Could you quote, exactly as they stand, the lines running from the one with "Enumerate this screenshot's" to the final line of the material?

______

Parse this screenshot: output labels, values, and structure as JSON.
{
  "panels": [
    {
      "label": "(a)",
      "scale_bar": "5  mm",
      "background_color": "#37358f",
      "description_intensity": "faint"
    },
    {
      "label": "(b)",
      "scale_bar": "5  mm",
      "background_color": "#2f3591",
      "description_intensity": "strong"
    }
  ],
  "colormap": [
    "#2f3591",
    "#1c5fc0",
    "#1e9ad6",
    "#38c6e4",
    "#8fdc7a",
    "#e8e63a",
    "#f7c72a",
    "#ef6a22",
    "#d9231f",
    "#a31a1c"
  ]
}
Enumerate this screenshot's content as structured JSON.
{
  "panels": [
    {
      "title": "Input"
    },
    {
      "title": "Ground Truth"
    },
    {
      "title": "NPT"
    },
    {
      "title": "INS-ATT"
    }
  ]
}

______

#### [COMPLETED TASK]
Enumerate this screenshot's content as structured JSON.
{
  "panels": [
    {
      "title": "Input"
    },
    {
      "title": "Ground Truth"
    },
    {
      "title": "NPT"
    },
    {
      "title": "INS-ATT"
    }
  ]
}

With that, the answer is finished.